TEXT:
============================================================
In 2017, Jones played for both Burlington and the Inland Empire 66ers, posting a combined .282 batting average with 14 home runs, 47 RBI, 27 stolen bases and a .794 OPS in 127 games. In 2018, Jones played with Inland and the Mobile BayBears, slashing .239/.337/.380 with 10 home runs, 55 RBI, and 24 stolen bases in 123 games. In 2019, Jones spent the season with the Mobile BayBears, batting .234/.308/.324 with five home runs, fifty RBI, and nine stolen bases over 130 games. Following the season, he was selected to play in the Arizona Fall League for the Mesa Solar Sox, and also, he was added to the Angels 40-man roster.

On August 31, 2020, Jones made his MLB debut as a pinch runner. On September 26, 2020, Jones got his first career hit off of Tony Gonsolin of the Los Angeles Dodgers.

===Baltimore Orioles===
On February 2, 2021, Jones was traded to the Baltimore Orioles in exchange for pitcher Alex Cobb. He was assigned to the Triple-A Norfolk Tides to begin the season. He underwent Tommy John surgery on May 27, 2022, and was designated for assignment on May 28. He was released on June 3. In 67 official at-bats with Baltimore in 2021, he batted .149 with three RBI, four walks, and five runs.

===Los Angeles Dodgers===
Jones signed a two-year minor league contract with the Los Angeles Dodgers on July 23, 2022. In 62 games for the Triple–A Oklahoma City Dodgers in 2023, he had a .293 batting average with nine home runs and 34 RBI. On July 1, 2023, he opted out of his minor league contract and became a free agent.
============================================================
ENTRIES PROVIDED:
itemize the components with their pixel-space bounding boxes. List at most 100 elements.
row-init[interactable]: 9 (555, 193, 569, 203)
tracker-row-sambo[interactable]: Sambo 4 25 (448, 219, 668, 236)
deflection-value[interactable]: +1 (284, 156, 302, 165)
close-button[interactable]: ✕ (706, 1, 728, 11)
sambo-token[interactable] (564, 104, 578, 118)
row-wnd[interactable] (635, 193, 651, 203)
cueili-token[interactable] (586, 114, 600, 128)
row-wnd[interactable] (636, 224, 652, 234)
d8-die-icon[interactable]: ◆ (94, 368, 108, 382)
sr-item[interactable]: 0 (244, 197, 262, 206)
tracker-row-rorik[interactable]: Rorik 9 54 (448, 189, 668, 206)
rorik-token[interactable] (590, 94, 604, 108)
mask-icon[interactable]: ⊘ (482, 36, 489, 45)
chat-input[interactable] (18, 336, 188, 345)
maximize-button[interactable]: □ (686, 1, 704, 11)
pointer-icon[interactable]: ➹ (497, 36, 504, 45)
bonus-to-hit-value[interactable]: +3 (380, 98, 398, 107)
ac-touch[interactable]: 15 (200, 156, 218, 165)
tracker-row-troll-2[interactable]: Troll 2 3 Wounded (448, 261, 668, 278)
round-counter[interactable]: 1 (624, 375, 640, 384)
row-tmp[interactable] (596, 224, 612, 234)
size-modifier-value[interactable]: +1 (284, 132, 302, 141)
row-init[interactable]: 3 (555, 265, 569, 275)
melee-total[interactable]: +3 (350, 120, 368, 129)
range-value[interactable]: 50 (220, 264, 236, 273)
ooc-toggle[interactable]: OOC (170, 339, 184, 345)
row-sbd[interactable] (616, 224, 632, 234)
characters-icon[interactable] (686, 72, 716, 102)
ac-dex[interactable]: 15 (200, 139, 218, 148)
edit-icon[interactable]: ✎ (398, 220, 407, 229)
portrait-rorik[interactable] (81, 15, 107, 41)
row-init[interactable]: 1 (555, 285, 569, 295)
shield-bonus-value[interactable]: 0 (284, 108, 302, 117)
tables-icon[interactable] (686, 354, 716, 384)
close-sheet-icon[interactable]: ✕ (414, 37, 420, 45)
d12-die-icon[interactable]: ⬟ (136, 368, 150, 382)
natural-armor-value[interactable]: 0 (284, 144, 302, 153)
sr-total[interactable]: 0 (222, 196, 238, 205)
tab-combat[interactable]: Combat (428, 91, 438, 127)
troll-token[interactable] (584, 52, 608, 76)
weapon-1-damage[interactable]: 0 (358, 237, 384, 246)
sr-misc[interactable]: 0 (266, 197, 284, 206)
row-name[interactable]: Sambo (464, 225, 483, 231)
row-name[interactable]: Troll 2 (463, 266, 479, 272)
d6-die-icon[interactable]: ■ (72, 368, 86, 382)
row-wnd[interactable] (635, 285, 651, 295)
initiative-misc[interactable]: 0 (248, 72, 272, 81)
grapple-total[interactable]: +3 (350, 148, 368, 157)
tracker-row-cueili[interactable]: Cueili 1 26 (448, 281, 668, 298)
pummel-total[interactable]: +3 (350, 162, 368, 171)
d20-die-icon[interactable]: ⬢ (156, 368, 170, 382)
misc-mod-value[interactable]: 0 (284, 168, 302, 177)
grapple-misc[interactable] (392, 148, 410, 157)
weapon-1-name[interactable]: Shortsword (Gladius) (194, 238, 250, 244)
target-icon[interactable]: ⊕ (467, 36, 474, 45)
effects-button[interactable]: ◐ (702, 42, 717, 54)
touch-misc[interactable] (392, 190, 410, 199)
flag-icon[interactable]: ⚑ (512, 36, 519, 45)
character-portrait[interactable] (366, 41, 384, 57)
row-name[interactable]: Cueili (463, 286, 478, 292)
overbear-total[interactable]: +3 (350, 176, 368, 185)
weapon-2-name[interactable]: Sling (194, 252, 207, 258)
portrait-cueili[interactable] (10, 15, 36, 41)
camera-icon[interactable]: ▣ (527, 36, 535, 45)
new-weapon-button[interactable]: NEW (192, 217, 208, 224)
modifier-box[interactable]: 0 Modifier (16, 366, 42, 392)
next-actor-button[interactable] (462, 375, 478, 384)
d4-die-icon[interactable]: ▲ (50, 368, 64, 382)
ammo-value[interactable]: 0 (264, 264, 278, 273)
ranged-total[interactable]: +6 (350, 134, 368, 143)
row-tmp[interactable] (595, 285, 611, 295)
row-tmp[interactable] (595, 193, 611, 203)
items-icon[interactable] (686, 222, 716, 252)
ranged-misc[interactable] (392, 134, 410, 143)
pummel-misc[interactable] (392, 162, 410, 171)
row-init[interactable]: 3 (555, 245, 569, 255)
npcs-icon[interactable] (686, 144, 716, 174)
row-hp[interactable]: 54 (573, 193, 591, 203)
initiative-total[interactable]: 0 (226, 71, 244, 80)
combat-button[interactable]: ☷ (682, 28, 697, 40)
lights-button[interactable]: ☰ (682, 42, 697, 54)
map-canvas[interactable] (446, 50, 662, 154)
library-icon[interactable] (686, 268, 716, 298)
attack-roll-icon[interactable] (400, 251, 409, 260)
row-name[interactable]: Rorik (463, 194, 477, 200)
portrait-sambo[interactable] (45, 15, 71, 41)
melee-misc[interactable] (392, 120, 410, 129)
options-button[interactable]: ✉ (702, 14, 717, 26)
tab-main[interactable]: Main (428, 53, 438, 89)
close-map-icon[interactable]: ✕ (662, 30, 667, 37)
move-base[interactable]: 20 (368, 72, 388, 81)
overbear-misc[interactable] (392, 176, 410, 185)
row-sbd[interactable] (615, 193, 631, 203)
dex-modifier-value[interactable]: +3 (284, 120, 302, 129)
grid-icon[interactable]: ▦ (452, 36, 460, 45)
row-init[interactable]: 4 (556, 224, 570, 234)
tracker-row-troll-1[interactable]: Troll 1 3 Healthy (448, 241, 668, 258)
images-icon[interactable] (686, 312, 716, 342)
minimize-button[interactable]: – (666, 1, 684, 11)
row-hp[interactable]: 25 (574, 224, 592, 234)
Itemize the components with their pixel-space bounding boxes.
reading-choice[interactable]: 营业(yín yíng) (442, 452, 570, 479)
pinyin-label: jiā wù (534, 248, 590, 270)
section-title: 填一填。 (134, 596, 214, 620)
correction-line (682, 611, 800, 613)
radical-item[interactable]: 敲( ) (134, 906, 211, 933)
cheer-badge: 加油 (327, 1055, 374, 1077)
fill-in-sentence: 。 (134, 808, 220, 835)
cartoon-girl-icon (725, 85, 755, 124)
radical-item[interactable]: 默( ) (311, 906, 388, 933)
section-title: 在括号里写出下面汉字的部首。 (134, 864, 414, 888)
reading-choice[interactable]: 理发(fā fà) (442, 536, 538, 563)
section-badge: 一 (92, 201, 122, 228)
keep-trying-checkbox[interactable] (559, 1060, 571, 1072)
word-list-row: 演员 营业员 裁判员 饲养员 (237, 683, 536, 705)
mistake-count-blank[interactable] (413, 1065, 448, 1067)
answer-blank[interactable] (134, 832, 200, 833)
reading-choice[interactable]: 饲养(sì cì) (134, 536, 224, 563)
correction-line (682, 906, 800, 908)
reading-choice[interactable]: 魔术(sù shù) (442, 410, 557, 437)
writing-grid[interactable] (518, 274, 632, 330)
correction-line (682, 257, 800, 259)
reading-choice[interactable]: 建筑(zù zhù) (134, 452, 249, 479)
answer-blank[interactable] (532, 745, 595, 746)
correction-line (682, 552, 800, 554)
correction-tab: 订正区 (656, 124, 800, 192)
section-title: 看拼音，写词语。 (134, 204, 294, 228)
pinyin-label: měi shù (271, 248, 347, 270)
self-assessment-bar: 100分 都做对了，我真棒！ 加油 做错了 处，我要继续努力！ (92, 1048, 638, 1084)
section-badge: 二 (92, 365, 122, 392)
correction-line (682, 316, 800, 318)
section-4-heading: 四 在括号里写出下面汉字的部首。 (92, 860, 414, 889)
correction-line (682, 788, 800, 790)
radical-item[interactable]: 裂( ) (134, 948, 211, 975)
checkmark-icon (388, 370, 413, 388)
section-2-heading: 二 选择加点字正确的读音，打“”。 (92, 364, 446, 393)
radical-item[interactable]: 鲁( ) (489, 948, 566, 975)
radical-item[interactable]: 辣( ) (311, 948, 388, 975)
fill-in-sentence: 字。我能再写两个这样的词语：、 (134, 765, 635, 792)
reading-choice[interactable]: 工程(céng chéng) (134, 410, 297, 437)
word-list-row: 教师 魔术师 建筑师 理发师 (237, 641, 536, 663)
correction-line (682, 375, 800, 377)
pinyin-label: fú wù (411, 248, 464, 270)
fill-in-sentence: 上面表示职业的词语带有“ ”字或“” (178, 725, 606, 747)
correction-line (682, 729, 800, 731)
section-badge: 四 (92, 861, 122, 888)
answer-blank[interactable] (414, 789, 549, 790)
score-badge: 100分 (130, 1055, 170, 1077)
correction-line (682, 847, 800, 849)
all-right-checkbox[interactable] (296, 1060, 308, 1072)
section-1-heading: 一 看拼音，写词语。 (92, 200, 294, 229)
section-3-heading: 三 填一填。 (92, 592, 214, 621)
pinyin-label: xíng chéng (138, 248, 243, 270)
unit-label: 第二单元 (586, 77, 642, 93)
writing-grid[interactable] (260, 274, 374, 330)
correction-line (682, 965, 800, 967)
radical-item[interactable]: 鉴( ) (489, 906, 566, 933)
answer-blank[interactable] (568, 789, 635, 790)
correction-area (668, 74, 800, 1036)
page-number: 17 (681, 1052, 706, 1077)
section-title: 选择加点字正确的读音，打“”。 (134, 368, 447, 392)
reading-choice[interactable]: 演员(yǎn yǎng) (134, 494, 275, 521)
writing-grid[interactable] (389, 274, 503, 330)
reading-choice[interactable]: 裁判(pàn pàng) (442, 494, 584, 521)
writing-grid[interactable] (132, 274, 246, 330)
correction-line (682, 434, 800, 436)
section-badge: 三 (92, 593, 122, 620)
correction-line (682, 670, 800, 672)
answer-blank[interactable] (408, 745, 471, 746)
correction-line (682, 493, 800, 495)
============================================================
EXERCISE PROMPT:
Reproduce verbatim the stretch of the text on Jones's baseball career from "In 2017, Jones" through "Angels 40-man roster.". None of the entries are required here.

RESPONSE BELOW:
In 2017, Jones played for both Burlington and the Inland Empire 66ers, posting a combined .282 batting average with 14 home runs, 47 RBI, 27 stolen bases and a .794 OPS in 127 games. In 2018, Jones played with Inland and the Mobile BayBears, slashing .239/.337/.380 with 10 home runs, 55 RBI, and 24 stolen bases in 123 games. In 2019, Jones spent the season with the Mobile BayBears, batting .234/.308/.324 with five home runs, fifty RBI, and nine stolen bases over 130 games. Following the season, he was selected to play in the Arizona Fall League for the Mesa Solar Sox, and also, he was added to the Angels 40-man roster.